(Records from a dataset)
** begin **

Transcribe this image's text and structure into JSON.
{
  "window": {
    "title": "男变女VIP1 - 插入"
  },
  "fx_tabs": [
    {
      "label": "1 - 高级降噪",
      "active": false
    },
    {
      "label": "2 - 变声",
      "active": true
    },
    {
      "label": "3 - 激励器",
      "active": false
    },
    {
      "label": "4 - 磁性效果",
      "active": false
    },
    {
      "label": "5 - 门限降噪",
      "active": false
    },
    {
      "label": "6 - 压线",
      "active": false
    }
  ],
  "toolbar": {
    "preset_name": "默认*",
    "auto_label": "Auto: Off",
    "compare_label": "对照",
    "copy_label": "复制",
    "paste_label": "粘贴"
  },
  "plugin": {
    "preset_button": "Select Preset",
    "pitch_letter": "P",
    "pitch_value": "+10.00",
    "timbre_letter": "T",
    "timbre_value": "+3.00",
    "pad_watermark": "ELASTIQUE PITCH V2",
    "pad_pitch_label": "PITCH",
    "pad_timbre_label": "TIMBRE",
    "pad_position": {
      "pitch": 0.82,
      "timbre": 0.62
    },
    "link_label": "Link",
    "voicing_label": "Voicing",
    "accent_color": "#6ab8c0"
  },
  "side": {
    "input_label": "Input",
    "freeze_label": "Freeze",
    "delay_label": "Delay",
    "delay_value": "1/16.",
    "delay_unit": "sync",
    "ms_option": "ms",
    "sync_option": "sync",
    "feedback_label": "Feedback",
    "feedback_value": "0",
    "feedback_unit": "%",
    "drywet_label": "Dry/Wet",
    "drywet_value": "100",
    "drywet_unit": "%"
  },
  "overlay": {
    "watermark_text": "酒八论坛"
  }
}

** end **

Reproduce the records in full, exactly as written.

Transcribe this image's text and structure into JSON.
{
  "window": {
    "title": "男变女VIP1 - 插入"
  },
  "fx_tabs": [
    {
      "label": "1 - 高级降噪",
      "active": false
    },
    {
      "label": "2 - 变声",
      "active": true
    },
    {
      "label": "3 - 激励器",
      "active": false
    },
    {
      "label": "4 - 磁性效果",
      "active": false
    },
    {
      "label": "5 - 门限降噪",
      "active": false
    },
    {
      "label": "6 - 压线",
      "active": false
    }
  ],
  "toolbar": {
    "preset_name": "默认*",
    "auto_label": "Auto: Off",
    "compare_label": "对照",
    "copy_label": "复制",
    "paste_label": "粘贴"
  },
  "plugin": {
    "preset_button": "Select Preset",
    "pitch_letter": "P",
    "pitch_value": "+10.00",
    "timbre_letter": "T",
    "timbre_value": "+3.00",
    "pad_watermark": "ELASTIQUE PITCH V2",
    "pad_pitch_label": "PITCH",
    "pad_timbre_label": "TIMBRE",
    "pad_position": {
      "pitch": 0.82,
      "timbre": 0.62
    },
    "link_label": "Link",
    "voicing_label": "Voicing",
    "accent_color": "#6ab8c0"
  },
  "side": {
    "input_label": "Input",
    "freeze_label": "Freeze",
    "delay_label": "Delay",
    "delay_value": "1/16.",
    "delay_unit": "sync",
    "ms_option": "ms",
    "sync_option": "sync",
    "feedback_label": "Feedback",
    "feedback_value": "0",
    "feedback_unit": "%",
    "drywet_label": "Dry/Wet",
    "drywet_value": "100",
    "drywet_unit": "%"
  },
  "overlay": {
    "watermark_text": "酒八论坛"
  }
}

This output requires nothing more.